PROBLEM TO SOLVE:
Scan the listing below. Report each line that includes "shape".
##############################
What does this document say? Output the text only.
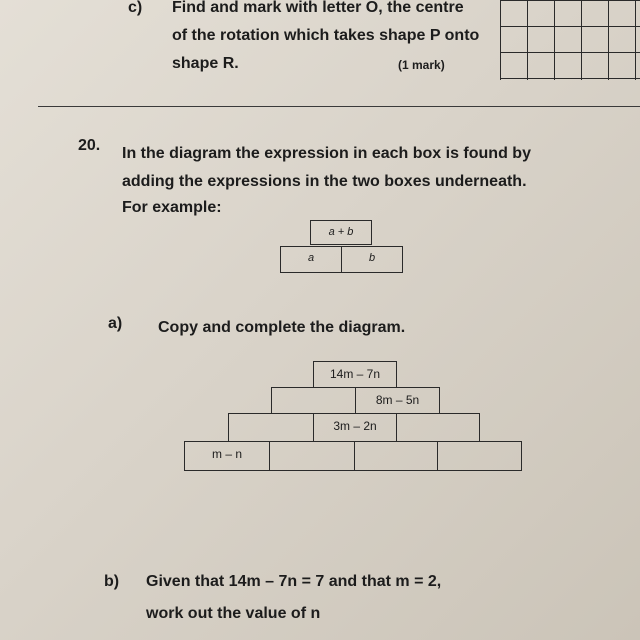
c) Find and mark with letter O, the centre
of the rotation which takes shape P onto
shape R.	(1 mark)
20. In the diagram the expression in each box is found by
adding the expressions in the two boxes underneath.
For example:
a + b
a	b
a) Copy and complete the diagram.
14m – 7n
8m – 5n
3m – 2n
m – n
b) Given that 14m – 7n = 7 and that m = 2,
work out the value of n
##############################
COMPLETE OUTPUT:
of the rotation which takes shape P onto
shape R.	(1 mark)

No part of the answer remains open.